[Start of Records provided]

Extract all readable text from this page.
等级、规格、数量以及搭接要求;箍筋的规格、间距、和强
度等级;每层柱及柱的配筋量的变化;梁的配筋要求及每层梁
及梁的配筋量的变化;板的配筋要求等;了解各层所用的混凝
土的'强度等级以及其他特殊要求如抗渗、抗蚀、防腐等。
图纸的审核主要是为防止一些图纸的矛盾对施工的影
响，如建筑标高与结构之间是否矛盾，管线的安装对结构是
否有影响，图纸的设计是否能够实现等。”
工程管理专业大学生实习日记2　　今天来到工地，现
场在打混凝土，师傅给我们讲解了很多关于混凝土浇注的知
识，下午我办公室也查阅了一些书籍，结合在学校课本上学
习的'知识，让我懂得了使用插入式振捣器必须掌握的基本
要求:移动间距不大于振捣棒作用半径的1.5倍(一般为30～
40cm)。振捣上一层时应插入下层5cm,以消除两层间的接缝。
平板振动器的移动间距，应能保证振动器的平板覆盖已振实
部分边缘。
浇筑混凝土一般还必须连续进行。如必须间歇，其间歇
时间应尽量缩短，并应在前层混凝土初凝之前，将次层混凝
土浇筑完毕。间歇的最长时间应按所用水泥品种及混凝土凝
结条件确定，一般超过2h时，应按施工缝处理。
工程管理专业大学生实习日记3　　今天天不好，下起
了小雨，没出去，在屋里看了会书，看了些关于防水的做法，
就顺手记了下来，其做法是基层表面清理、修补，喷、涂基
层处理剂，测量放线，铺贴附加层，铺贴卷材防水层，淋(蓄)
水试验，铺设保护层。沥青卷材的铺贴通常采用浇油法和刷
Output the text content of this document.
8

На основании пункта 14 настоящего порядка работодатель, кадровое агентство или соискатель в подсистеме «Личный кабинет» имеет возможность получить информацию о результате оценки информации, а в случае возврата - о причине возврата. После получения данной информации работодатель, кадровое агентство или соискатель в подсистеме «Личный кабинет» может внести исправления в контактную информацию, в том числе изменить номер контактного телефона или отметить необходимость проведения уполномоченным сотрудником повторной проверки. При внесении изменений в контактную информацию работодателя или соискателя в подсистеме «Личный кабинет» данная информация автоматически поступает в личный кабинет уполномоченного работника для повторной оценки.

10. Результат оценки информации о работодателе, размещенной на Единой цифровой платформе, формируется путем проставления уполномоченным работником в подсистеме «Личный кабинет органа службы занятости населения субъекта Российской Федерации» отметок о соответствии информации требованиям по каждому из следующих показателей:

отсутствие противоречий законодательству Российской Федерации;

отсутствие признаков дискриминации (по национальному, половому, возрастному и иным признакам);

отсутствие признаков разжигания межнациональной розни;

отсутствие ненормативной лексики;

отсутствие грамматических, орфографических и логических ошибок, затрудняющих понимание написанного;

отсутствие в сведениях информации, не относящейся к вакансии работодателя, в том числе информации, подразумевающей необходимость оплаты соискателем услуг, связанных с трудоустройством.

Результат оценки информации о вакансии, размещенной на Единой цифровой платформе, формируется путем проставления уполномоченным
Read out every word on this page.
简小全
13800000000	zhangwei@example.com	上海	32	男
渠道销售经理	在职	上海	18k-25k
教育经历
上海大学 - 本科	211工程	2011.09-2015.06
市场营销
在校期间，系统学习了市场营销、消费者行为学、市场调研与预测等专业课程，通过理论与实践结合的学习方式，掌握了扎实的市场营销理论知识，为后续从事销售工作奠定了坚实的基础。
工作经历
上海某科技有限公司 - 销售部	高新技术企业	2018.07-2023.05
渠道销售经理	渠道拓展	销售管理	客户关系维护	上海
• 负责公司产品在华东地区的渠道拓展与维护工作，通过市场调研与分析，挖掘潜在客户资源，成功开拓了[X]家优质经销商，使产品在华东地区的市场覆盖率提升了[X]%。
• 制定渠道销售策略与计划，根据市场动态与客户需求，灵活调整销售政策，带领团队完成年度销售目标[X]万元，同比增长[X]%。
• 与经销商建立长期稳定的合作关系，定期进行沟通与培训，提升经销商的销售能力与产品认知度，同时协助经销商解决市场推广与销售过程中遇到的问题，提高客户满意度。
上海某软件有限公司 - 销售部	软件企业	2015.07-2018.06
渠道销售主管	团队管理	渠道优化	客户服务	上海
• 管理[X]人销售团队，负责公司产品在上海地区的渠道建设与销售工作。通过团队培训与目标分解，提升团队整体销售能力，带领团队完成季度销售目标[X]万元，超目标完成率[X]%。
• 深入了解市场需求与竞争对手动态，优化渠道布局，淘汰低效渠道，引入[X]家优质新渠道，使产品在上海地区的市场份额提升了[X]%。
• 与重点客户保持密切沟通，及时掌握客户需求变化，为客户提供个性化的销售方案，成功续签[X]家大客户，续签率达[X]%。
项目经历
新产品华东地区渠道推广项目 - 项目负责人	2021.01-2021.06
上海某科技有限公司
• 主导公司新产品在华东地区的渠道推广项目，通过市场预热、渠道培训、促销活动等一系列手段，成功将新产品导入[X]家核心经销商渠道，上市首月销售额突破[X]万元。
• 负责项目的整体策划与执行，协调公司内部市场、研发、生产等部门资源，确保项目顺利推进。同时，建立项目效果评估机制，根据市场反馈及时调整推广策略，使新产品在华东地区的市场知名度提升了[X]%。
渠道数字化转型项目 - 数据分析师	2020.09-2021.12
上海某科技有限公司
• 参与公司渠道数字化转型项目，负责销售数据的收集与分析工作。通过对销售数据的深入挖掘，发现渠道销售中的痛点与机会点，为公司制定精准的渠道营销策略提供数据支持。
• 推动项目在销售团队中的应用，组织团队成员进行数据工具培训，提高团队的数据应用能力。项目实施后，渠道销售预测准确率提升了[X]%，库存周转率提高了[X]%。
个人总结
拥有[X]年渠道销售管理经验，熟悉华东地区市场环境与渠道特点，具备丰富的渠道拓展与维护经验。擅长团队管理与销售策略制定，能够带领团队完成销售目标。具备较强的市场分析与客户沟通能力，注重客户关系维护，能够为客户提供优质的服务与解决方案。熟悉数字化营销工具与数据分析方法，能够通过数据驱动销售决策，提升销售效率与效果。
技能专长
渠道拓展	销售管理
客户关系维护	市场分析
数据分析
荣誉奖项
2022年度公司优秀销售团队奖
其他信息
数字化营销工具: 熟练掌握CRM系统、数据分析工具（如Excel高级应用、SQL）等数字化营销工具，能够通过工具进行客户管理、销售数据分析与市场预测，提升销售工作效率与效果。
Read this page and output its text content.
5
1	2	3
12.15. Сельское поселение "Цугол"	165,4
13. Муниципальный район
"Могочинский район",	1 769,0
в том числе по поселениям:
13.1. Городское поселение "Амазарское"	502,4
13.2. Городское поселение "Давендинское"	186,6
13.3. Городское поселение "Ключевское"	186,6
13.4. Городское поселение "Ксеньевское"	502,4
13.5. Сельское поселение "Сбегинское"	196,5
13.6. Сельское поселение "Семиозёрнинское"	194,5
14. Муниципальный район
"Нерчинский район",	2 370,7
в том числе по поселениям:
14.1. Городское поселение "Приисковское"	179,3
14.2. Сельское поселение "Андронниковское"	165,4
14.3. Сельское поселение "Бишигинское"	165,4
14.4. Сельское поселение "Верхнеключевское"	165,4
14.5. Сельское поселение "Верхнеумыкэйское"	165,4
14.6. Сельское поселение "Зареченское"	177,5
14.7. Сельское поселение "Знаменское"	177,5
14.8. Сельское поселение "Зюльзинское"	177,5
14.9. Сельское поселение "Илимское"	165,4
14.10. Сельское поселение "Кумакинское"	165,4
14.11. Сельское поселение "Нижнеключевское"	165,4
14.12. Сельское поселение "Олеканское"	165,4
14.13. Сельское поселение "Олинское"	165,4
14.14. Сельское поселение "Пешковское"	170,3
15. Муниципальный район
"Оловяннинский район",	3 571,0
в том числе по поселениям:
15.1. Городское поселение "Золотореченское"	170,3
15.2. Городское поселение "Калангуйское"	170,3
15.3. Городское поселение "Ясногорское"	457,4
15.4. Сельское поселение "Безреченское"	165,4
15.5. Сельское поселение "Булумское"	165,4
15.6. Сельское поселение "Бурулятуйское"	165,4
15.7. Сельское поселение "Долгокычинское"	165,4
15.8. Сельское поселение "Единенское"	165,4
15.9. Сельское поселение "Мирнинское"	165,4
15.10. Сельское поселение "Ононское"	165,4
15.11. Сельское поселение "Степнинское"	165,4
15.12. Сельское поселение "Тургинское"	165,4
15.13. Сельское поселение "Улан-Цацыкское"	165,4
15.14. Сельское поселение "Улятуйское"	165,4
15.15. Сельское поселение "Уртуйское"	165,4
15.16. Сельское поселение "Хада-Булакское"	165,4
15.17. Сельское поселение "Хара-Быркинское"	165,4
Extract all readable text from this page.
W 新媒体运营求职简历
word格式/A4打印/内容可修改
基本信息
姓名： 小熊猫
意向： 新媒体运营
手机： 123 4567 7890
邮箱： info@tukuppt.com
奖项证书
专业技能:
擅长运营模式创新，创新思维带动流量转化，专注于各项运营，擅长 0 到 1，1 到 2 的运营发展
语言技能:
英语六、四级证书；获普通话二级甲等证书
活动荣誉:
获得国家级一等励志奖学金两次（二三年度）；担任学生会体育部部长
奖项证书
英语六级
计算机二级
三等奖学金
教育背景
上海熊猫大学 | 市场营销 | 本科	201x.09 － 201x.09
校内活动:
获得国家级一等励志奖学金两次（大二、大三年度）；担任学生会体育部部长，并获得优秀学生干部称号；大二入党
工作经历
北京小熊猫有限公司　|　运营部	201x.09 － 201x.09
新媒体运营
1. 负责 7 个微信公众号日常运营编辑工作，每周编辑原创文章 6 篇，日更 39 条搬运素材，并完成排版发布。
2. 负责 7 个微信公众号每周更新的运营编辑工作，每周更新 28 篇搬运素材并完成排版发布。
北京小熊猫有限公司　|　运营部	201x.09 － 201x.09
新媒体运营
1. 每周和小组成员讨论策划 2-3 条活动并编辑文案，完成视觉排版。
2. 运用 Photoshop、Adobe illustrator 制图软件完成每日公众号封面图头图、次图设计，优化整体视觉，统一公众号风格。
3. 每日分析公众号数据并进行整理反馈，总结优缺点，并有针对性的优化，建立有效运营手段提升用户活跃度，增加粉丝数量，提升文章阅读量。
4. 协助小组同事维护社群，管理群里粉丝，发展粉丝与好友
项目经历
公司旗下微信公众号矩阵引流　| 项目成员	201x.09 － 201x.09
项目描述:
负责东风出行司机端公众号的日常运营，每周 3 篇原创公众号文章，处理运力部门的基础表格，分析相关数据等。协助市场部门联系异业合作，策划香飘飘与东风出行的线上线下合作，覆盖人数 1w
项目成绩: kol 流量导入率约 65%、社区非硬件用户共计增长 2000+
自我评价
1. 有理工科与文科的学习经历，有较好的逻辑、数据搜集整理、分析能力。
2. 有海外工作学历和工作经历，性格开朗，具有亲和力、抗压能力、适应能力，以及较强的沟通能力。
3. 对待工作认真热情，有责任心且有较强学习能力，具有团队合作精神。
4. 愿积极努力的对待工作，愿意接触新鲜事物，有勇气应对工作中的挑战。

[End of Records provided]

Gather and return every line that holds the string "this".

Extract all readable text from this page.
Output the text content of this document.
Read out every word on this page.
Read this page and output its text content.
Extract all readable text from this page.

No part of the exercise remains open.